DATA TO PROCESS:
○ ○ ○
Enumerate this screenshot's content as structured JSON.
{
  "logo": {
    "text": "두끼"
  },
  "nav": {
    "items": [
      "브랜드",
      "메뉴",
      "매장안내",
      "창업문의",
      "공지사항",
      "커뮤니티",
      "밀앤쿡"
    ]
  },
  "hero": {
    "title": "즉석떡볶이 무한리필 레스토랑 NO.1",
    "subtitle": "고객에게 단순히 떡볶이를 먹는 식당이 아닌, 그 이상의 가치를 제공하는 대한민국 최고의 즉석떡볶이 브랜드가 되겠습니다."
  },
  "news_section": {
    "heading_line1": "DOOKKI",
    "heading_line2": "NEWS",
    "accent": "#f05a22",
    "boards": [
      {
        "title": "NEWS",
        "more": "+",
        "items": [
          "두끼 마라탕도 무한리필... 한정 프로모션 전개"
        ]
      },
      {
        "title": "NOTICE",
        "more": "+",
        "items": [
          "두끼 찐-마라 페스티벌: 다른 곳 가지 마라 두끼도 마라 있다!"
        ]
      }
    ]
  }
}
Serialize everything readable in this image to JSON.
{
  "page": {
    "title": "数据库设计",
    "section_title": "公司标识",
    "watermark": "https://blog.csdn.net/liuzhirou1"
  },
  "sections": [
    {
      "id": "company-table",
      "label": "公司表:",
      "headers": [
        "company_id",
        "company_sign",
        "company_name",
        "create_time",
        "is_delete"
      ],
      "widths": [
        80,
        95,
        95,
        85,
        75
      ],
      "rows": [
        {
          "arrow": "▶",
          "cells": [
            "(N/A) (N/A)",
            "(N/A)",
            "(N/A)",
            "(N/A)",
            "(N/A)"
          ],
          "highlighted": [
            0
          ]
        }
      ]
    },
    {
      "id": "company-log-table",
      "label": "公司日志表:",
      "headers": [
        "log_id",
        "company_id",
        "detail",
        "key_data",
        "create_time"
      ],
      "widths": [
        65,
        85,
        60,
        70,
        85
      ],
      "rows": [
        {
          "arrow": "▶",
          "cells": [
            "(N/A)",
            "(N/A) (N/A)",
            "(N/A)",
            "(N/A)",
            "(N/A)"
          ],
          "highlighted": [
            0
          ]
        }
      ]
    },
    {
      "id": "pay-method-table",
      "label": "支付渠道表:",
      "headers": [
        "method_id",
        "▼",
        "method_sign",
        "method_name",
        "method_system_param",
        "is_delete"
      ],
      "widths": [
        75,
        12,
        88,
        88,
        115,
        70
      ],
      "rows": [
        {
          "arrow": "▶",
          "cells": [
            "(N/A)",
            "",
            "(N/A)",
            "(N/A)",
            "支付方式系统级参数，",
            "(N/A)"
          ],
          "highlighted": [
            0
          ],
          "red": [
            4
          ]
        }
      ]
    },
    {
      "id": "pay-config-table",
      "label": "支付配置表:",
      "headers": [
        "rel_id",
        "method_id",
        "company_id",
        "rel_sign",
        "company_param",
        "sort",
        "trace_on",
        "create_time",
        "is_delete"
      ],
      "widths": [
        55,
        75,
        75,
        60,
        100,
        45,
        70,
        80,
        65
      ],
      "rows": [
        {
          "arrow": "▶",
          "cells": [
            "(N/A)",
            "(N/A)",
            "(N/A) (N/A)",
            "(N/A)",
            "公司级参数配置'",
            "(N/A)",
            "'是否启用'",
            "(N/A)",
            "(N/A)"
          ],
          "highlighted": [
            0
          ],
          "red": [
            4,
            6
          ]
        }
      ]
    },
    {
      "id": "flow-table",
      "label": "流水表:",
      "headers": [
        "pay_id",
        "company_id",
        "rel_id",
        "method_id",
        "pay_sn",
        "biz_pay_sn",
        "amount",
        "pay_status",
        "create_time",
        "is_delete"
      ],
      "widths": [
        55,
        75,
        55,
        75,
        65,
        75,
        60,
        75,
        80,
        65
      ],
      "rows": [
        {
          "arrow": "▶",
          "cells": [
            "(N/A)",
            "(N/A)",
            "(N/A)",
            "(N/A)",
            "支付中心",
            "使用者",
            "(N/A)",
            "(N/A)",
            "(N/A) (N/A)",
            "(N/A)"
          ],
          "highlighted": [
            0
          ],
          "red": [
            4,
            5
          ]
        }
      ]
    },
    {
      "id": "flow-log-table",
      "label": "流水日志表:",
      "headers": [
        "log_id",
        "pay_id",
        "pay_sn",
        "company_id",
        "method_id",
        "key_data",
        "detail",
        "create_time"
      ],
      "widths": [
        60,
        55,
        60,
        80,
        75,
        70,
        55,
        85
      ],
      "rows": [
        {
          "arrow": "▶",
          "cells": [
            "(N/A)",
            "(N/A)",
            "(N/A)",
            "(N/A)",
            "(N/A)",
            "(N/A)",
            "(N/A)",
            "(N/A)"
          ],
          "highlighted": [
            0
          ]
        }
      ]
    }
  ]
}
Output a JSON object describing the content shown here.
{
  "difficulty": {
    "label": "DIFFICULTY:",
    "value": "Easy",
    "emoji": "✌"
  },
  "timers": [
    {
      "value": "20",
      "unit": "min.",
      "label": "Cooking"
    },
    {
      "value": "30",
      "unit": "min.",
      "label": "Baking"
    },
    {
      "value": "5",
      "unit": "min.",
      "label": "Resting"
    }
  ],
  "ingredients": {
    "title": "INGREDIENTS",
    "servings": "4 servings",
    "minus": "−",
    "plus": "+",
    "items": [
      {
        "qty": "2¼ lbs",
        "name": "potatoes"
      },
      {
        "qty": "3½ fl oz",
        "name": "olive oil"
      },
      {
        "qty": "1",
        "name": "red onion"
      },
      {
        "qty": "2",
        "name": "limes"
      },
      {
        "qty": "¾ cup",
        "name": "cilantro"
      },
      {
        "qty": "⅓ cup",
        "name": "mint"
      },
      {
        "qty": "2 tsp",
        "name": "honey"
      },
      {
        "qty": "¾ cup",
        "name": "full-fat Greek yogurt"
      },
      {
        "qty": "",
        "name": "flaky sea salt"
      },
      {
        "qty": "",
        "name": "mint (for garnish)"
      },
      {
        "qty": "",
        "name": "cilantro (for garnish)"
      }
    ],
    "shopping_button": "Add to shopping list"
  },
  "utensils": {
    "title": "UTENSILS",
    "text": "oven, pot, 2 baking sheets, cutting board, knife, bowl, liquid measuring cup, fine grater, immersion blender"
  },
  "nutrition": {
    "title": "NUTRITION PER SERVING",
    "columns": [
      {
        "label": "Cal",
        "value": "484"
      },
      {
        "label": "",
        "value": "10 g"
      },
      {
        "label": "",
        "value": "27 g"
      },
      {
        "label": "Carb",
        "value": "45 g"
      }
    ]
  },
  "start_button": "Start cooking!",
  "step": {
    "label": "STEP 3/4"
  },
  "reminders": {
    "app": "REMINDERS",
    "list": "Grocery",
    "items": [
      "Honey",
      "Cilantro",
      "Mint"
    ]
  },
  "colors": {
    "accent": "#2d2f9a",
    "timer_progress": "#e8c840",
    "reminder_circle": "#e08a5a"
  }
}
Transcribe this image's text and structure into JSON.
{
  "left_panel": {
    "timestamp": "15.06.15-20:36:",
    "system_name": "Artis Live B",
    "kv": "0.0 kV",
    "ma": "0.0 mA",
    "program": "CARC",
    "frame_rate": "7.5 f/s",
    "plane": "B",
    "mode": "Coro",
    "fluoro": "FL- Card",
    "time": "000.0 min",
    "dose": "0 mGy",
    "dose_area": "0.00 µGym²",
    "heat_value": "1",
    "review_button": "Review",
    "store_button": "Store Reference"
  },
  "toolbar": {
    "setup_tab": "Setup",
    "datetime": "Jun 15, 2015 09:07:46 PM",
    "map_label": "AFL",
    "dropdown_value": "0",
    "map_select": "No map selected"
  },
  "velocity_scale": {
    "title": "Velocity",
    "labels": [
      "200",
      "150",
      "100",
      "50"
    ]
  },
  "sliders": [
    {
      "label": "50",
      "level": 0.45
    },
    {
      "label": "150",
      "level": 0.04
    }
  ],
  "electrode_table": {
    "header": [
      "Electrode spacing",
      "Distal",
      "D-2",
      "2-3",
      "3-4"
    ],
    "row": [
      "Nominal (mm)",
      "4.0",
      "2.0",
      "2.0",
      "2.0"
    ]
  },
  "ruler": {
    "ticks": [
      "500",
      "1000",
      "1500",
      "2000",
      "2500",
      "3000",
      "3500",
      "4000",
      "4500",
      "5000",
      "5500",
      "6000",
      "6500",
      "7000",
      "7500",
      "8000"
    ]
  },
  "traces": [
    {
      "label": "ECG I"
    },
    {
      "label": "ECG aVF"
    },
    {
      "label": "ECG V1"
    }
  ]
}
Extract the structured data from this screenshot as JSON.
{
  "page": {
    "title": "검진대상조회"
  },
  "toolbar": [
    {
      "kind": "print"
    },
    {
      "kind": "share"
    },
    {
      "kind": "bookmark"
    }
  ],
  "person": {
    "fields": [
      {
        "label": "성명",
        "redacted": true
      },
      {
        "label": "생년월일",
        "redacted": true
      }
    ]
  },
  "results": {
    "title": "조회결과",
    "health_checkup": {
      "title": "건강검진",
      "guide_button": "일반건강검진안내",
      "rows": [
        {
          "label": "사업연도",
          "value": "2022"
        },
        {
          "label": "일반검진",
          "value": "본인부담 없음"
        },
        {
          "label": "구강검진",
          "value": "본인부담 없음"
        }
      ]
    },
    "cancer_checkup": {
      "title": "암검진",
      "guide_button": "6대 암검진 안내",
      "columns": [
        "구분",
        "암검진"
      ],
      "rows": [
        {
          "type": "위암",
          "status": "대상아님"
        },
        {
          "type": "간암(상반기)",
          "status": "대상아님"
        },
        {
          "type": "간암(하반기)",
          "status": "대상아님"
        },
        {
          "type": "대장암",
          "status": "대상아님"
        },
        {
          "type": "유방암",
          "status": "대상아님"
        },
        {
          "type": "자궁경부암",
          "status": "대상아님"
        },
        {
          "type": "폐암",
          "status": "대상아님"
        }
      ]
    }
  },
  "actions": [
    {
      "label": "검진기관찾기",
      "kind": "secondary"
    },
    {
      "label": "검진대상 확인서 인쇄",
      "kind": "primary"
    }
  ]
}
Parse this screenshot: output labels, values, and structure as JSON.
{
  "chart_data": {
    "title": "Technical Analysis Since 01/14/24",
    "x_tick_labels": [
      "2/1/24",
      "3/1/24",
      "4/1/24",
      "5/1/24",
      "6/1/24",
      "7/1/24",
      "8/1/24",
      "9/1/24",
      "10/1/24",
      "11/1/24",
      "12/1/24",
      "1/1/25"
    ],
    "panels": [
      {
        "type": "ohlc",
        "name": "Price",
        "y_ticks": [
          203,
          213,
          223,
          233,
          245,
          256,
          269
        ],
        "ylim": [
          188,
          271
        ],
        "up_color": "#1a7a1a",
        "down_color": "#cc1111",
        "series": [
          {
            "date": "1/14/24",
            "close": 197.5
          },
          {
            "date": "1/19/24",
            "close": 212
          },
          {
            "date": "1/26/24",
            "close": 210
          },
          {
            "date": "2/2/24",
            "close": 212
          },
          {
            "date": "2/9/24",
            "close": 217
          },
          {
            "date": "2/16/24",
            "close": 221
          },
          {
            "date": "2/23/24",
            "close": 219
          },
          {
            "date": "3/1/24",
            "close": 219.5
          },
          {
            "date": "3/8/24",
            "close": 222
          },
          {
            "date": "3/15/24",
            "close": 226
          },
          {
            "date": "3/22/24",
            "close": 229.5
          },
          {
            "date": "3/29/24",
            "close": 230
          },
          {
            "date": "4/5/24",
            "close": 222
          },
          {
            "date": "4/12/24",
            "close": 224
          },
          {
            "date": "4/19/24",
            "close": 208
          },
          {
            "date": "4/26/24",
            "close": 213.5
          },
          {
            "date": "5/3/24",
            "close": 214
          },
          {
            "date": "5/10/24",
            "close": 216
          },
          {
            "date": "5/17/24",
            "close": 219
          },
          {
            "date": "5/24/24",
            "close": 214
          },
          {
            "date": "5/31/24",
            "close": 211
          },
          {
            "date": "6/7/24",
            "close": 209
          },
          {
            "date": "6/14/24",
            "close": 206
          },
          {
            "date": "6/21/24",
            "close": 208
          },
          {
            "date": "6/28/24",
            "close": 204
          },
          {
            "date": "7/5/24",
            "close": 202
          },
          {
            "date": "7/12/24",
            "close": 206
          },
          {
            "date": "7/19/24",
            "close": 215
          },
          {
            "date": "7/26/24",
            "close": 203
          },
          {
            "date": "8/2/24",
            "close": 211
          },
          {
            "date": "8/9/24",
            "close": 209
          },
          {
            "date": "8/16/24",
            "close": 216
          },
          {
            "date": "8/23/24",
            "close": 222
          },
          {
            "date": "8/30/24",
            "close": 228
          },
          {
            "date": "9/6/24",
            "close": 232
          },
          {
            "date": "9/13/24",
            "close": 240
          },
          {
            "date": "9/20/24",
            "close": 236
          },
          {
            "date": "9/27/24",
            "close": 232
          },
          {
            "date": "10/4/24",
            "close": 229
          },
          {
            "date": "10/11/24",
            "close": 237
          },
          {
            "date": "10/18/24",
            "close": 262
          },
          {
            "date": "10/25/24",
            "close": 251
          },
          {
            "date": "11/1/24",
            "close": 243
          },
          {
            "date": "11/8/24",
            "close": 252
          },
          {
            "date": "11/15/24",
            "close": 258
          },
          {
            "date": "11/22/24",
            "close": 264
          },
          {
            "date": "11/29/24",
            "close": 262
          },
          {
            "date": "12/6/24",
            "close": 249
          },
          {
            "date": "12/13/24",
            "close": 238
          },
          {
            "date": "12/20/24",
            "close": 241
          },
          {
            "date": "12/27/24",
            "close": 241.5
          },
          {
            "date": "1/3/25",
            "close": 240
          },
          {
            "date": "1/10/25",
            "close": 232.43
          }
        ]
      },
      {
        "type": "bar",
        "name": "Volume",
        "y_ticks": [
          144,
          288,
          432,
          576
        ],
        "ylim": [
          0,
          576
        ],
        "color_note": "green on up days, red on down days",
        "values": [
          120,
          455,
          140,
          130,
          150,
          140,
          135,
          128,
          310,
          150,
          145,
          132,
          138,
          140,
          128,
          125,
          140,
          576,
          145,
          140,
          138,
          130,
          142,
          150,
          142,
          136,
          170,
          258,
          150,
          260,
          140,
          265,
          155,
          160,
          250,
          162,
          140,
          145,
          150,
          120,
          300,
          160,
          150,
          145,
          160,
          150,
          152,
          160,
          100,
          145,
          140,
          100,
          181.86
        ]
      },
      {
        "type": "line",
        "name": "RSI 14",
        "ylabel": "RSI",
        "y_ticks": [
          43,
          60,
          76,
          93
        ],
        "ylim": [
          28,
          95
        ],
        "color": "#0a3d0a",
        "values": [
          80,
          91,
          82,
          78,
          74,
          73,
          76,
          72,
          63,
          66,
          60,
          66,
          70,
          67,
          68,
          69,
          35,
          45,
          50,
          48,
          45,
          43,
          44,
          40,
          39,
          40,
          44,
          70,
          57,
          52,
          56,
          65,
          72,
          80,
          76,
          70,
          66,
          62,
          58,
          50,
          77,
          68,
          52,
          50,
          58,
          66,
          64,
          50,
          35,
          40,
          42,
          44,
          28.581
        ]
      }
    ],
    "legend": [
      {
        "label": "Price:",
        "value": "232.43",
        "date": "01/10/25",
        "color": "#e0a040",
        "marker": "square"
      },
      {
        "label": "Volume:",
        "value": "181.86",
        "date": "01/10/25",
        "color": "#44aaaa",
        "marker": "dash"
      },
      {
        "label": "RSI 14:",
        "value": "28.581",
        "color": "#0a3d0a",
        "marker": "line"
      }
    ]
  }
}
○ ○ ○
Copy out each line of the data containing the string "list".

    "shopping_button": "Add to shopping list"
    "list": "Grocery",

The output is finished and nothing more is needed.